---- Material provided
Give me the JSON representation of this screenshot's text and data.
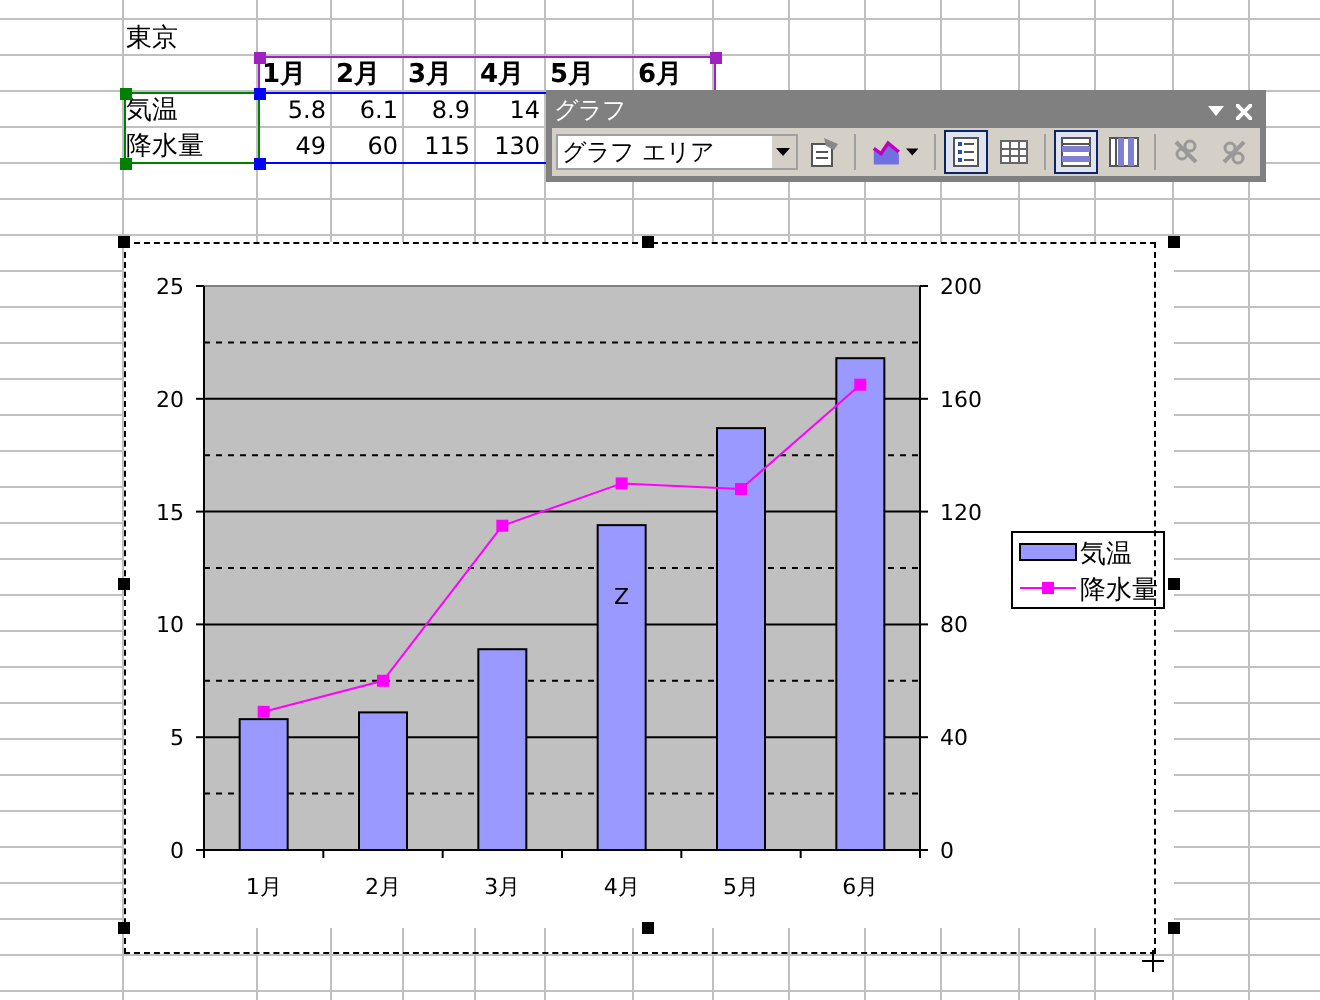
{
  "sheet": {
    "title_cell": "東京",
    "header_row": [
      "1月",
      "2月",
      "3月",
      "4月",
      "5月",
      "6月"
    ],
    "rows": [
      {
        "label": "気温",
        "values": [
          "5.8",
          "6.1",
          "8.9",
          "14"
        ]
      },
      {
        "label": "降水量",
        "values": [
          "49",
          "60",
          "115",
          "130"
        ]
      }
    ]
  },
  "toolbar": {
    "title": "グラフ",
    "dropdown": {
      "value": "グラフ エリア"
    },
    "buttons": [
      {
        "kind": "properties",
        "pressed": false
      },
      {
        "kind": "chart-type",
        "pressed": false
      },
      {
        "kind": "legend",
        "pressed": true
      },
      {
        "kind": "data-table",
        "pressed": false
      },
      {
        "kind": "by-row",
        "pressed": true
      },
      {
        "kind": "by-column",
        "pressed": false
      },
      {
        "kind": "angle-down",
        "pressed": false
      },
      {
        "kind": "angle-up",
        "pressed": false
      }
    ]
  },
  "chart": {
    "chart_data": {
      "type": "bar",
      "categories": [
        "1月",
        "2月",
        "3月",
        "4月",
        "5月",
        "6月"
      ],
      "series": [
        {
          "name": "気温",
          "color": "#9999ff",
          "type": "bar",
          "values": [
            5.8,
            6.1,
            8.9,
            14.4,
            18.7,
            21.8
          ]
        },
        {
          "name": "降水量",
          "color": "#ff00ff",
          "type": "line",
          "axis": "y2",
          "marker": "square",
          "values": [
            49,
            60,
            115,
            130,
            128,
            165
          ]
        }
      ],
      "ylim": [
        0,
        25
      ],
      "yticks": [
        0,
        5,
        10,
        15,
        20,
        25
      ],
      "y2lim": [
        0,
        200
      ],
      "y2ticks": [
        0,
        40,
        80,
        120,
        160,
        200
      ],
      "grid": true,
      "legend": true,
      "annotations": [
        "Z"
      ]
    }
  }
}
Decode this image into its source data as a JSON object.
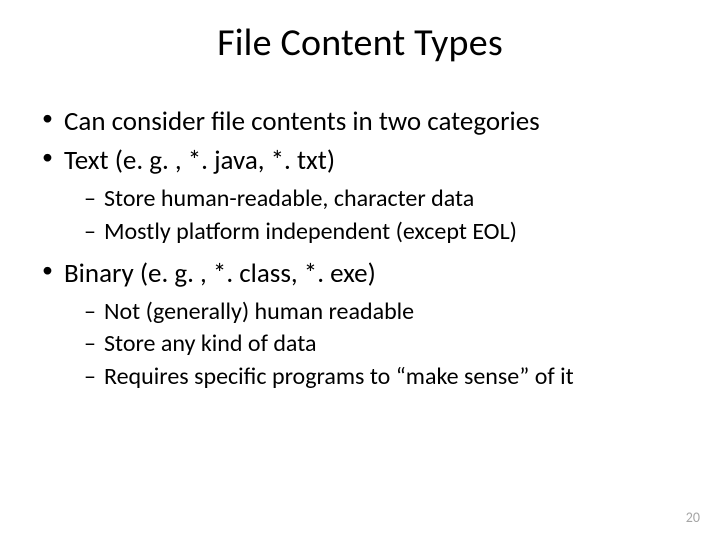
{
  "slide": {
    "title": "File Content Types",
    "bullets": [
      {
        "text": "Can consider file contents in two categories",
        "sub": []
      },
      {
        "text": "Text (e. g. , *. java, *. txt)",
        "sub": [
          "Store human-readable, character data",
          "Mostly platform independent (except EOL)"
        ]
      },
      {
        "text": "Binary (e. g. , *. class, *. exe)",
        "sub": [
          "Not (generally) human readable",
          "Store any kind of data",
          "Requires specific programs to “make sense” of it"
        ]
      }
    ],
    "page_number": "20"
  }
}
--------
=== Instructions for the task ===
Copy the whole of the material above exactly, but not its images.

=== Complete response ===
Give me the JSON representation of this screenshot's text and data.
{
  "sheet": {
    "title_cell": "東京",
    "header_row": [
      "1月",
      "2月",
      "3月",
      "4月",
      "5月",
      "6月"
    ],
    "rows": [
      {
        "label": "気温",
        "values": [
          "5.8",
          "6.1",
          "8.9",
          "14"
        ]
      },
      {
        "label": "降水量",
        "values": [
          "49",
          "60",
          "115",
          "130"
        ]
      }
    ]
  },
  "toolbar": {
    "title": "グラフ",
    "dropdown": {
      "value": "グラフ エリア"
    },
    "buttons": [
      {
        "kind": "properties",
        "pressed": false
      },
      {
        "kind": "chart-type",
        "pressed": false
      },
      {
        "kind": "legend",
        "pressed": true
      },
      {
        "kind": "data-table",
        "pressed": false
      },
      {
        "kind": "by-row",
        "pressed": true
      },
      {
        "kind": "by-column",
        "pressed": false
      },
      {
        "kind": "angle-down",
        "pressed": false
      },
      {
        "kind": "angle-up",
        "pressed": false
      }
    ]
  },
  "chart": {
    "chart_data": {
      "type": "bar",
      "categories": [
        "1月",
        "2月",
        "3月",
        "4月",
        "5月",
        "6月"
      ],
      "series": [
        {
          "name": "気温",
          "color": "#9999ff",
          "type": "bar",
          "values": [
            5.8,
            6.1,
            8.9,
            14.4,
            18.7,
            21.8
          ]
        },
        {
          "name": "降水量",
          "color": "#ff00ff",
          "type": "line",
          "axis": "y2",
          "marker": "square",
          "values": [
            49,
            60,
            115,
            130,
            128,
            165
          ]
        }
      ],
      "ylim": [
        0,
        25
      ],
      "yticks": [
        0,
        5,
        10,
        15,
        20,
        25
      ],
      "y2lim": [
        0,
        200
      ],
      "y2ticks": [
        0,
        40,
        80,
        120,
        160,
        200
      ],
      "grid": true,
      "legend": true,
      "annotations": [
        "Z"
      ]
    }
  }
}
Decode this image into its source data as a JSON object.
{
  "slide": {
    "title": "File Content Types",
    "bullets": [
      {
        "text": "Can consider file contents in two categories",
        "sub": []
      },
      {
        "text": "Text (e. g. , *. java, *. txt)",
        "sub": [
          "Store human-readable, character data",
          "Mostly platform independent (except EOL)"
        ]
      },
      {
        "text": "Binary (e. g. , *. class, *. exe)",
        "sub": [
          "Not (generally) human readable",
          "Store any kind of data",
          "Requires specific programs to “make sense” of it"
        ]
      }
    ],
    "page_number": "20"
  }
}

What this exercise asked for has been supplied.